Collection entries:
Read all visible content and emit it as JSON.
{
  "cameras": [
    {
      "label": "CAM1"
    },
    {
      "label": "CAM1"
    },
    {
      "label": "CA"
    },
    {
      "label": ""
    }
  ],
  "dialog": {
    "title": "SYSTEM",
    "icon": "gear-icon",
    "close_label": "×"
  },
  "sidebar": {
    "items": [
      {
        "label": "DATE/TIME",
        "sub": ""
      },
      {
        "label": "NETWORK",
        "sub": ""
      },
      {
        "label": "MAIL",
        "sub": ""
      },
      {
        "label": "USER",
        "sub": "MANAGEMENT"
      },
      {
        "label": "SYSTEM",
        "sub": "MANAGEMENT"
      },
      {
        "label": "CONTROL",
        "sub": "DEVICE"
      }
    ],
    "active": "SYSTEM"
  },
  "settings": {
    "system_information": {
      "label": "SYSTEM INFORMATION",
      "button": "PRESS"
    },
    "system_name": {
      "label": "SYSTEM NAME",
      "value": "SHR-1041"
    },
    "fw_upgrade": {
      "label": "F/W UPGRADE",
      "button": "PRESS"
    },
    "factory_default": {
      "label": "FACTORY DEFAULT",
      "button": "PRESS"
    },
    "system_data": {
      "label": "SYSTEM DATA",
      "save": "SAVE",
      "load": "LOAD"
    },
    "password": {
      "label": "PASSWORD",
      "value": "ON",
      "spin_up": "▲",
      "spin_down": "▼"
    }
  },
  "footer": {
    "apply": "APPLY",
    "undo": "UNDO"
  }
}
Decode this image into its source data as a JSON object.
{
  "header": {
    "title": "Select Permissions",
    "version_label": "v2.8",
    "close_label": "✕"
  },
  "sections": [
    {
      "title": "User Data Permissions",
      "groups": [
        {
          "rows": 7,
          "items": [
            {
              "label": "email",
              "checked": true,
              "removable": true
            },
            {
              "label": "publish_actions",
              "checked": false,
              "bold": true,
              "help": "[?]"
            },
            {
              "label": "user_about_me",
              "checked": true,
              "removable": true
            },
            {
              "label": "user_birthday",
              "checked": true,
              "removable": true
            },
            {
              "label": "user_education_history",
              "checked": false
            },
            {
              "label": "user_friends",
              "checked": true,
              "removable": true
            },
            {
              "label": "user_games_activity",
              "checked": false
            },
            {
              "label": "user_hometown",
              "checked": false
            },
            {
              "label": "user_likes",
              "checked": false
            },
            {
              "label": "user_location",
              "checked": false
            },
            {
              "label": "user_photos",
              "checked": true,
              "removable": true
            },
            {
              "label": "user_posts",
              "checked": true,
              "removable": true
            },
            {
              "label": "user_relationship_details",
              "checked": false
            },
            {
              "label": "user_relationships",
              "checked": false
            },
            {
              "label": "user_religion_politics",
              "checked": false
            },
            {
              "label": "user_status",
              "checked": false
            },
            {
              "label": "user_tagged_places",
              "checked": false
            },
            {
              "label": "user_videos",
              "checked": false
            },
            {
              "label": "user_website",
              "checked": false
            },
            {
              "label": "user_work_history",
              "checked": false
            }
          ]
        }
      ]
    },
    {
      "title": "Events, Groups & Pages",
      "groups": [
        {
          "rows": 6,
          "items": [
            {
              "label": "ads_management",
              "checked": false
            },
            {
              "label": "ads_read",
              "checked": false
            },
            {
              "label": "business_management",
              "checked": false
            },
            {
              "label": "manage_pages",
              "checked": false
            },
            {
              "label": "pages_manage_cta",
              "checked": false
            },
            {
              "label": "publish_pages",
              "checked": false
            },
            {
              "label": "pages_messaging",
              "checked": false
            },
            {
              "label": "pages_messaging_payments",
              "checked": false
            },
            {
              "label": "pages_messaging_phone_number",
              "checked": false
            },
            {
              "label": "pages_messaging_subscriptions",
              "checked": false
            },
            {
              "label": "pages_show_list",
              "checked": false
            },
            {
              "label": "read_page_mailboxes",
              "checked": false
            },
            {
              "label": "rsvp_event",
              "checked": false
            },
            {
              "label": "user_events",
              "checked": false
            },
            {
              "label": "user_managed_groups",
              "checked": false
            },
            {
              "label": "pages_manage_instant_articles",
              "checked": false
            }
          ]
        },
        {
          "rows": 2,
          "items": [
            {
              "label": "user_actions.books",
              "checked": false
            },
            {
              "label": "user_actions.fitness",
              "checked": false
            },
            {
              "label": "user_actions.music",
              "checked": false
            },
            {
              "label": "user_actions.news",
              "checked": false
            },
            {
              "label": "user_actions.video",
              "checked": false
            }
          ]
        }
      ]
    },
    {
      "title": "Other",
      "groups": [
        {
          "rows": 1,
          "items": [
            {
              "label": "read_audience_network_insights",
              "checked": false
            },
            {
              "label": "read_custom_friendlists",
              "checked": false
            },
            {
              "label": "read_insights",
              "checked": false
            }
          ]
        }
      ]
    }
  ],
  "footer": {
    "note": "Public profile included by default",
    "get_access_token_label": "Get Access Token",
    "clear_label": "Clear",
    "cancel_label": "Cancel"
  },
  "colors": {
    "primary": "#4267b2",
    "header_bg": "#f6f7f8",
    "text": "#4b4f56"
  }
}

Requirements: Transcribe all lines as written.

Exercise solution:
Read all visible content and emit it as JSON.
{
  "cameras": [
    {
      "label": "CAM1"
    },
    {
      "label": "CAM1"
    },
    {
      "label": "CA"
    },
    {
      "label": ""
    }
  ],
  "dialog": {
    "title": "SYSTEM",
    "icon": "gear-icon",
    "close_label": "×"
  },
  "sidebar": {
    "items": [
      {
        "label": "DATE/TIME",
        "sub": ""
      },
      {
        "label": "NETWORK",
        "sub": ""
      },
      {
        "label": "MAIL",
        "sub": ""
      },
      {
        "label": "USER",
        "sub": "MANAGEMENT"
      },
      {
        "label": "SYSTEM",
        "sub": "MANAGEMENT"
      },
      {
        "label": "CONTROL",
        "sub": "DEVICE"
      }
    ],
    "active": "SYSTEM"
  },
  "settings": {
    "system_information": {
      "label": "SYSTEM INFORMATION",
      "button": "PRESS"
    },
    "system_name": {
      "label": "SYSTEM NAME",
      "value": "SHR-1041"
    },
    "fw_upgrade": {
      "label": "F/W UPGRADE",
      "button": "PRESS"
    },
    "factory_default": {
      "label": "FACTORY DEFAULT",
      "button": "PRESS"
    },
    "system_data": {
      "label": "SYSTEM DATA",
      "save": "SAVE",
      "load": "LOAD"
    },
    "password": {
      "label": "PASSWORD",
      "value": "ON",
      "spin_up": "▲",
      "spin_down": "▼"
    }
  },
  "footer": {
    "apply": "APPLY",
    "undo": "UNDO"
  }
}
Decode this image into its source data as a JSON object.
{
  "header": {
    "title": "Select Permissions",
    "version_label": "v2.8",
    "close_label": "✕"
  },
  "sections": [
    {
      "title": "User Data Permissions",
      "groups": [
        {
          "rows": 7,
          "items": [
            {
              "label": "email",
              "checked": true,
              "removable": true
            },
            {
              "label": "publish_actions",
              "checked": false,
              "bold": true,
              "help": "[?]"
            },
            {
              "label": "user_about_me",
              "checked": true,
              "removable": true
            },
            {
              "label": "user_birthday",
              "checked": true,
              "removable": true
            },
            {
              "label": "user_education_history",
              "checked": false
            },
            {
              "label": "user_friends",
              "checked": true,
              "removable": true
            },
            {
              "label": "user_games_activity",
              "checked": false
            },
            {
              "label": "user_hometown",
              "checked": false
            },
            {
              "label": "user_likes",
              "checked": false
            },
            {
              "label": "user_location",
              "checked": false
            },
            {
              "label": "user_photos",
              "checked": true,
              "removable": true
            },
            {
              "label": "user_posts",
              "checked": true,
              "removable": true
            },
            {
              "label": "user_relationship_details",
              "checked": false
            },
            {
              "label": "user_relationships",
              "checked": false
            },
            {
              "label": "user_religion_politics",
              "checked": false
            },
            {
              "label": "user_status",
              "checked": false
            },
            {
              "label": "user_tagged_places",
              "checked": false
            },
            {
              "label": "user_videos",
              "checked": false
            },
            {
              "label": "user_website",
              "checked": false
            },
            {
              "label": "user_work_history",
              "checked": false
            }
          ]
        }
      ]
    },
    {
      "title": "Events, Groups & Pages",
      "groups": [
        {
          "rows": 6,
          "items": [
            {
              "label": "ads_management",
              "checked": false
            },
            {
              "label": "ads_read",
              "checked": false
            },
            {
              "label": "business_management",
              "checked": false
            },
            {
              "label": "manage_pages",
              "checked": false
            },
            {
              "label": "pages_manage_cta",
              "checked": false
            },
            {
              "label": "publish_pages",
              "checked": false
            },
            {
              "label": "pages_messaging",
              "checked": false
            },
            {
              "label": "pages_messaging_payments",
              "checked": false
            },
            {
              "label": "pages_messaging_phone_number",
              "checked": false
            },
            {
              "label": "pages_messaging_subscriptions",
              "checked": false
            },
            {
              "label": "pages_show_list",
              "checked": false
            },
            {
              "label": "read_page_mailboxes",
              "checked": false
            },
            {
              "label": "rsvp_event",
              "checked": false
            },
            {
              "label": "user_events",
              "checked": false
            },
            {
              "label": "user_managed_groups",
              "checked": false
            },
            {
              "label": "pages_manage_instant_articles",
              "checked": false
            }
          ]
        },
        {
          "rows": 2,
          "items": [
            {
              "label": "user_actions.books",
              "checked": false
            },
            {
              "label": "user_actions.fitness",
              "checked": false
            },
            {
              "label": "user_actions.music",
              "checked": false
            },
            {
              "label": "user_actions.news",
              "checked": false
            },
            {
              "label": "user_actions.video",
              "checked": false
            }
          ]
        }
      ]
    },
    {
      "title": "Other",
      "groups": [
        {
          "rows": 1,
          "items": [
            {
              "label": "read_audience_network_insights",
              "checked": false
            },
            {
              "label": "read_custom_friendlists",
              "checked": false
            },
            {
              "label": "read_insights",
              "checked": false
            }
          ]
        }
      ]
    }
  ],
  "footer": {
    "note": "Public profile included by default",
    "get_access_token_label": "Get Access Token",
    "clear_label": "Clear",
    "cancel_label": "Cancel"
  },
  "colors": {
    "primary": "#4267b2",
    "header_bg": "#f6f7f8",
    "text": "#4b4f56"
  }
}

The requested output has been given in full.